### EXERCISE INPUTS
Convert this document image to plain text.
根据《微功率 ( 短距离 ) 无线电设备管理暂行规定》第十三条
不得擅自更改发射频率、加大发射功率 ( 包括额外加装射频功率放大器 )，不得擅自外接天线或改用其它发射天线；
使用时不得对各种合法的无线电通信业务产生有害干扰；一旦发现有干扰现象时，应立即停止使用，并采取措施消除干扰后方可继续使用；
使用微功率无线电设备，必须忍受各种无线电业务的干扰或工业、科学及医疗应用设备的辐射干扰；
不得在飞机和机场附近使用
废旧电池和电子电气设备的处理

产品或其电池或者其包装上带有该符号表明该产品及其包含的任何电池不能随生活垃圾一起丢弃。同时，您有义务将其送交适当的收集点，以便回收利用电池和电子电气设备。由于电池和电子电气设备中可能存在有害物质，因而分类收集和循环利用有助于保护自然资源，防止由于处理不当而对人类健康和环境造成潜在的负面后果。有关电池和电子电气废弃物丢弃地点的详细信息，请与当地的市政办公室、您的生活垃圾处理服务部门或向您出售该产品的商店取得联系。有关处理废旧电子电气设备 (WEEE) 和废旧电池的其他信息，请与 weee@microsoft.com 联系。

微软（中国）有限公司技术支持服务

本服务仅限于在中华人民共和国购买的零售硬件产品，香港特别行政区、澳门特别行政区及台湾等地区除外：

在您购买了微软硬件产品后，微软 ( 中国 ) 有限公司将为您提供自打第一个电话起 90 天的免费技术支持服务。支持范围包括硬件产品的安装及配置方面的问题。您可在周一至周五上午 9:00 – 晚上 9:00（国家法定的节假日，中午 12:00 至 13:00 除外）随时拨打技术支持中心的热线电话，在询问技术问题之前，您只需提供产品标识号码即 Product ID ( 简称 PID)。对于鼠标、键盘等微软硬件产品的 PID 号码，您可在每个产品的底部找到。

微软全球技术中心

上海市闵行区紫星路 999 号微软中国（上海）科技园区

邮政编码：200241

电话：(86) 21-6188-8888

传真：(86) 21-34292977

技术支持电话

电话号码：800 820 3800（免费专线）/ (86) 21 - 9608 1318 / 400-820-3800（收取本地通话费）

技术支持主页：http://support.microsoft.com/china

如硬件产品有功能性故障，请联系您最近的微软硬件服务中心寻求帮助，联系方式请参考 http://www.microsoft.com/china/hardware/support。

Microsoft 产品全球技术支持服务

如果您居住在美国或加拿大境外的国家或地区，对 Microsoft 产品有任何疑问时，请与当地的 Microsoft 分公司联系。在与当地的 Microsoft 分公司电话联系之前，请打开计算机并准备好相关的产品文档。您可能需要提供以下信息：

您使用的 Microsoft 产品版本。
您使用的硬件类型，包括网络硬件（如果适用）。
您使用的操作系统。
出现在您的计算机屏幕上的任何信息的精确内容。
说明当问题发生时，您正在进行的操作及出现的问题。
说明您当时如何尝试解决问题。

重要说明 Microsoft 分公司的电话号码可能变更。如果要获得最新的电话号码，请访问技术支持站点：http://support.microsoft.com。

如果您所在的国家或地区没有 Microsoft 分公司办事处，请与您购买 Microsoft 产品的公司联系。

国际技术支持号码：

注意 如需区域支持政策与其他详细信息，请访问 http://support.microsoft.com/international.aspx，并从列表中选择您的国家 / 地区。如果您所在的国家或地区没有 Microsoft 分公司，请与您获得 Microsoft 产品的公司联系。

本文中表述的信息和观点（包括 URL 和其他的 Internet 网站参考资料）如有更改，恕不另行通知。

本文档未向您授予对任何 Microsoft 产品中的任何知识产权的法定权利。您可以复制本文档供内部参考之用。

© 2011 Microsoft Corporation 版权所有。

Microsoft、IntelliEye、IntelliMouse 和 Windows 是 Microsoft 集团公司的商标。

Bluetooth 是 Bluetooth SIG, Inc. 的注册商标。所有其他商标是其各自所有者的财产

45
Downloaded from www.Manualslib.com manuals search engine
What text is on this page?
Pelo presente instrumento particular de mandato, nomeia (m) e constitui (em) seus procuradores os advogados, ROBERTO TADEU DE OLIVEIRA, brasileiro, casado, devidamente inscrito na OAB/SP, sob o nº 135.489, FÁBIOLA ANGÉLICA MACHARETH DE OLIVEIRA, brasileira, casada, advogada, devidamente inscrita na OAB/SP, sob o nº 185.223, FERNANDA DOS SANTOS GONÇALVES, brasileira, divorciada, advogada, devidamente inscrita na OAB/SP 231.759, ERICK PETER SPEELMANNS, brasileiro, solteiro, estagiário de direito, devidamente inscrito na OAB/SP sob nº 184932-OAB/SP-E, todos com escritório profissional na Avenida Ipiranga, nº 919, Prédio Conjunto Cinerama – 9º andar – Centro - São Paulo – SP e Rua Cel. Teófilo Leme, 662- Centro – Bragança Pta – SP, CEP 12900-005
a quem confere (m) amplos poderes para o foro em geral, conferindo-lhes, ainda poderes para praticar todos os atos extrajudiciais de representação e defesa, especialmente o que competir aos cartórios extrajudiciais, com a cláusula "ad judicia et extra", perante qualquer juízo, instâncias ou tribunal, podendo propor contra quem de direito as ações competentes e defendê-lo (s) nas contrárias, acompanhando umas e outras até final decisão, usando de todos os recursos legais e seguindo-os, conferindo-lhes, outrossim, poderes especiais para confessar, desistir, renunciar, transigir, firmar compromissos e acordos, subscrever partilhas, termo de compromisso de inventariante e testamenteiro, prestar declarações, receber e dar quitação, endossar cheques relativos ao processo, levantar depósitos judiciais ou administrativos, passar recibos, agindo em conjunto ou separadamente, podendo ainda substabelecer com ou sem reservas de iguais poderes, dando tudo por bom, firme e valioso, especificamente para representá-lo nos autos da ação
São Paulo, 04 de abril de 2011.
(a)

### BRIEF
Using the entries above, return each line that includes the word "this".

### COMPLETE OUTPUT
Convert this document image to plain text.
What text is on this page?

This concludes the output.